(Given data begins)

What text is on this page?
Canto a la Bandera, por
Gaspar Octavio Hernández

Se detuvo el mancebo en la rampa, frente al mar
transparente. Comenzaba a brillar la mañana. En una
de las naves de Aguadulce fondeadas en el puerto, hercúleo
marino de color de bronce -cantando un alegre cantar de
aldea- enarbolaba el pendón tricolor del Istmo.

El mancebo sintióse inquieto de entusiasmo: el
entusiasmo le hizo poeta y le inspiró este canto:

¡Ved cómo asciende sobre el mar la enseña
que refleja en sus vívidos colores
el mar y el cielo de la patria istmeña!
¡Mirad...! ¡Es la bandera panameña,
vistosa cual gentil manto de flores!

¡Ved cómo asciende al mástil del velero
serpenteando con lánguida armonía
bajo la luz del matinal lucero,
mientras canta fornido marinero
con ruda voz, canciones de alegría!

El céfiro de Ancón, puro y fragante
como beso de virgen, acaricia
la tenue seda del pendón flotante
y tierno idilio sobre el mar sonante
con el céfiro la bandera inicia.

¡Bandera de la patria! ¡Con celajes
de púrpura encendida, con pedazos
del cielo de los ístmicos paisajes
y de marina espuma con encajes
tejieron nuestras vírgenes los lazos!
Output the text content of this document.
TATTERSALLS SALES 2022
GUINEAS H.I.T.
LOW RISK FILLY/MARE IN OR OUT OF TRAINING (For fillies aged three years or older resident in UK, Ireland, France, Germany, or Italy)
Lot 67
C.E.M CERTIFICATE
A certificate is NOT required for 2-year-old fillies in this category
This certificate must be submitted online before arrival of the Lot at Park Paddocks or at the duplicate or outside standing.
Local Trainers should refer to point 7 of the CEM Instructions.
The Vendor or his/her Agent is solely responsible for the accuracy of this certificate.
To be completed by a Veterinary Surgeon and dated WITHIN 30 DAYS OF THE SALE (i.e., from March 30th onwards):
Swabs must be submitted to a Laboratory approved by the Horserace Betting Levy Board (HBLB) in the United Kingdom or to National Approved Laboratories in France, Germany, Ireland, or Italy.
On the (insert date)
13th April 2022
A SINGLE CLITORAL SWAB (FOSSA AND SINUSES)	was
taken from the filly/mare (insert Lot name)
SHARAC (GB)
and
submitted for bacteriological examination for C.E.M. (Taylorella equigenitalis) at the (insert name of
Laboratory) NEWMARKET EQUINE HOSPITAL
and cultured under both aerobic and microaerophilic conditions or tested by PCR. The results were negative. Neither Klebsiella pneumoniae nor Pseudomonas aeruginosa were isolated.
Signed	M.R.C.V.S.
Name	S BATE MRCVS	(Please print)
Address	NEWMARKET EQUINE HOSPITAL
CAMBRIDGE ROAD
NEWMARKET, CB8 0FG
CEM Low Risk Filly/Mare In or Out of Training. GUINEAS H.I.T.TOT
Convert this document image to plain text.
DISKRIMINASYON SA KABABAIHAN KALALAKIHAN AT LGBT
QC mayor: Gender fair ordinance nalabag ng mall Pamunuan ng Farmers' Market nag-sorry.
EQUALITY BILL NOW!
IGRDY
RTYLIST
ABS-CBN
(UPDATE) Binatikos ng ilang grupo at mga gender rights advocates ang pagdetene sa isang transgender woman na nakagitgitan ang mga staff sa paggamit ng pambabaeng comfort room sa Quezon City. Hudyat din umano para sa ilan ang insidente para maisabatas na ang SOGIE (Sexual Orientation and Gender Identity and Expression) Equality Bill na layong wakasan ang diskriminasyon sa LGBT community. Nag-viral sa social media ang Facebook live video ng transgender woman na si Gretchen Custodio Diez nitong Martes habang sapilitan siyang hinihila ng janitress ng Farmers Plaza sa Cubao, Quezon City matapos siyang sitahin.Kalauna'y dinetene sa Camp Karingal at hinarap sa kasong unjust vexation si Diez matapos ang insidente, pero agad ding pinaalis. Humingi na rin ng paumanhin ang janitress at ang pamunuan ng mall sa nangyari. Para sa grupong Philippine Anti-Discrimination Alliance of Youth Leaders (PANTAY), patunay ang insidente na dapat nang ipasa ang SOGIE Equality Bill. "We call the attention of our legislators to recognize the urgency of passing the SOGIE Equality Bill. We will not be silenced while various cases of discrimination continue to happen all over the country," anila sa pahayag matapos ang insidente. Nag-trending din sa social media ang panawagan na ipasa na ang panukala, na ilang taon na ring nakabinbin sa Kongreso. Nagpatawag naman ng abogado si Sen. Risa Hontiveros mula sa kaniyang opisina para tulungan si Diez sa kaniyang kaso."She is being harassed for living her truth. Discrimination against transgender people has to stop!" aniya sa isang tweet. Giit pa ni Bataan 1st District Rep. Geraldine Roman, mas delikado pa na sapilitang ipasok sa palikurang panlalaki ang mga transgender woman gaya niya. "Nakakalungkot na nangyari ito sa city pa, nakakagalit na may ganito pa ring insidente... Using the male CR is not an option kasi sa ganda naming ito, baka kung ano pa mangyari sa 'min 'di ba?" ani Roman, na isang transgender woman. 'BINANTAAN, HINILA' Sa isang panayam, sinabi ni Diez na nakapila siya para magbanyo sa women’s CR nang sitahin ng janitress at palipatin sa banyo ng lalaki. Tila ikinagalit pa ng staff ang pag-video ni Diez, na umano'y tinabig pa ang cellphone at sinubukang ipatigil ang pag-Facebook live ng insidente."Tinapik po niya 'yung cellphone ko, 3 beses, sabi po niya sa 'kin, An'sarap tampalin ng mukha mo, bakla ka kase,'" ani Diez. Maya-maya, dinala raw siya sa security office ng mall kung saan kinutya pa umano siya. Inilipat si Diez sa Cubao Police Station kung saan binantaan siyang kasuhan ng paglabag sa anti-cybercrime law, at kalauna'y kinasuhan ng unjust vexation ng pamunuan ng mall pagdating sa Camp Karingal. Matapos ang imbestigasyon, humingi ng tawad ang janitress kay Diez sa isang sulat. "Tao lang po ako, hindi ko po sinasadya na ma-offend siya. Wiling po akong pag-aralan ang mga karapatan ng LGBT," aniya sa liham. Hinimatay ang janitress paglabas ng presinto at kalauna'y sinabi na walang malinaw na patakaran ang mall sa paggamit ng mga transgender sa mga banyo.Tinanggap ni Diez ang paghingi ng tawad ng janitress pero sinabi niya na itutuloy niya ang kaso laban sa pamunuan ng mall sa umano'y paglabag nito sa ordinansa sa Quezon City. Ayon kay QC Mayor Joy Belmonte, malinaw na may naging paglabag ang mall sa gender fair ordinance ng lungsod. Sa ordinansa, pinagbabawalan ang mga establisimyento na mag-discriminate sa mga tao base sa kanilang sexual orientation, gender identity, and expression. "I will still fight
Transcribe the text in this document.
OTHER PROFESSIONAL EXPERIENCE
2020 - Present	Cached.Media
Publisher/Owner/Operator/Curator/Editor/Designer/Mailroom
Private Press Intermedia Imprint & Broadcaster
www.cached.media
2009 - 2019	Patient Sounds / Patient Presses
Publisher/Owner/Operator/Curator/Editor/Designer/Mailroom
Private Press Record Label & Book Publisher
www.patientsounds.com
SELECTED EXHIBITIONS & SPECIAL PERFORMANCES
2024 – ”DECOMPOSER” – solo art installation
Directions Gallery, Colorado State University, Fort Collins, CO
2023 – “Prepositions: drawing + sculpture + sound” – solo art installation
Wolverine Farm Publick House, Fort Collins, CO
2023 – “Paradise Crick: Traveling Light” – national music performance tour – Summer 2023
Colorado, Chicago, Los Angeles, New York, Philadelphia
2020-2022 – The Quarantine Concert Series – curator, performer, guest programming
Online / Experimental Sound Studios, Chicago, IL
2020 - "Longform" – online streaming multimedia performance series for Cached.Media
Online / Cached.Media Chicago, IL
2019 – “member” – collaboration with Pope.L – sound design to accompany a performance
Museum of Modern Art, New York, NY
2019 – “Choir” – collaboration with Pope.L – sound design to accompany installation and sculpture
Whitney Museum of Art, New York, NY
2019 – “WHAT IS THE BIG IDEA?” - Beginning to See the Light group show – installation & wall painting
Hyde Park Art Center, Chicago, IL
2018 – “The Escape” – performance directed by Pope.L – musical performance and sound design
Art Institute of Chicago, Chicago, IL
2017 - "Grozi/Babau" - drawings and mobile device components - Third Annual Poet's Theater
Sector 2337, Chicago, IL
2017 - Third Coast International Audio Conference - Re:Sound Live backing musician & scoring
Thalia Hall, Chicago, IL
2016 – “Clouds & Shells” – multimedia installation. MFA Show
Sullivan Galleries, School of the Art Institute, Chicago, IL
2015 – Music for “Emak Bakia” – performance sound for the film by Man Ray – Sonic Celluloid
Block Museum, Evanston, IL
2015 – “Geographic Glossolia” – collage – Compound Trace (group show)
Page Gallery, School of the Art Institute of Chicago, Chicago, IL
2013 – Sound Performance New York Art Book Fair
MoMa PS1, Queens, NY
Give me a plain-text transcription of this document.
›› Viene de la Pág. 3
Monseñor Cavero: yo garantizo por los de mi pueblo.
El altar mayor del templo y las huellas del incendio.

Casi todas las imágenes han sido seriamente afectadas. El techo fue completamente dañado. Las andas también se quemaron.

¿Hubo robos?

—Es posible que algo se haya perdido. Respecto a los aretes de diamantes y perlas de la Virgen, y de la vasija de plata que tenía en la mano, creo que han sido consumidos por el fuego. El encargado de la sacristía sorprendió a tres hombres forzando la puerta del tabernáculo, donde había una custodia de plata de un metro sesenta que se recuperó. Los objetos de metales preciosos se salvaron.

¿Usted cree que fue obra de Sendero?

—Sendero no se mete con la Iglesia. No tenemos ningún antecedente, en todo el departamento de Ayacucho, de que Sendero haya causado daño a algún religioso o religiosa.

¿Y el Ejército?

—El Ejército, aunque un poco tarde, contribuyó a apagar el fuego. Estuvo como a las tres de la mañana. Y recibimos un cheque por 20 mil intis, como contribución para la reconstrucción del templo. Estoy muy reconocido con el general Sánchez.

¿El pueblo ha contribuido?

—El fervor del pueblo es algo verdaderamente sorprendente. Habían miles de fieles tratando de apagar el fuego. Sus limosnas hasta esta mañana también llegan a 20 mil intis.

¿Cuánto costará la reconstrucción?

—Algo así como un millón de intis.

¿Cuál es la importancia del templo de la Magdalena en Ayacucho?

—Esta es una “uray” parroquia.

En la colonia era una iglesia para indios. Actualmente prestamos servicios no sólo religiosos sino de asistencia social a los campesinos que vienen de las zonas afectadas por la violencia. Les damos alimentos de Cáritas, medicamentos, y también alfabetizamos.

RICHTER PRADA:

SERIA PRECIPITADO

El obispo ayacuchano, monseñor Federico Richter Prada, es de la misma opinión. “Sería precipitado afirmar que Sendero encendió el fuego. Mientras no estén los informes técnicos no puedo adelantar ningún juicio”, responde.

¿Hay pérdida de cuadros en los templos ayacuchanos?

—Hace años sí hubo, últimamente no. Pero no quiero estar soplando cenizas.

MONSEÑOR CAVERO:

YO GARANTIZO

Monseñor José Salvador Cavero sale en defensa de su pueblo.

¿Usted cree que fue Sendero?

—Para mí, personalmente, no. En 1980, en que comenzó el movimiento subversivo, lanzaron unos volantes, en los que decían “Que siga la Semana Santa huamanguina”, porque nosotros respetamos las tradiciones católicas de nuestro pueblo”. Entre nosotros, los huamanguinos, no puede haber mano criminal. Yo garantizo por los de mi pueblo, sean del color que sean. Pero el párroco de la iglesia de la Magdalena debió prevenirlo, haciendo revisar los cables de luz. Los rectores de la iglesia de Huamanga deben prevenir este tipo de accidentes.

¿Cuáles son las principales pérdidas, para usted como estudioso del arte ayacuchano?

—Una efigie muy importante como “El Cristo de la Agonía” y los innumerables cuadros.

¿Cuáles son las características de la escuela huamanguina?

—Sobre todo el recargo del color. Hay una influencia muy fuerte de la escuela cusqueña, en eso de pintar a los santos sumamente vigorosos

(Given data ends)

*Problem requirements:*
All lines in the data that contain the word "también" should be copied.

*Task answer:*
Casi todas las imágenes han sido seriamente afectadas. El techo fue completamente dañado. Las andas también se quemaron.
—El fervor del pueblo es algo verdaderamente sorprendente. Habían miles de fieles tratando de apagar el fuego. Sus limosnas hasta esta mañana también llegan a 20 mil intis.
En la colonia era una iglesia para indios. Actualmente prestamos servicios no sólo religiosos sino de asistencia social a los campesinos que vienen de las zonas afectadas por la violencia. Les damos alimentos de Cáritas, medicamentos, y también alfabetizamos.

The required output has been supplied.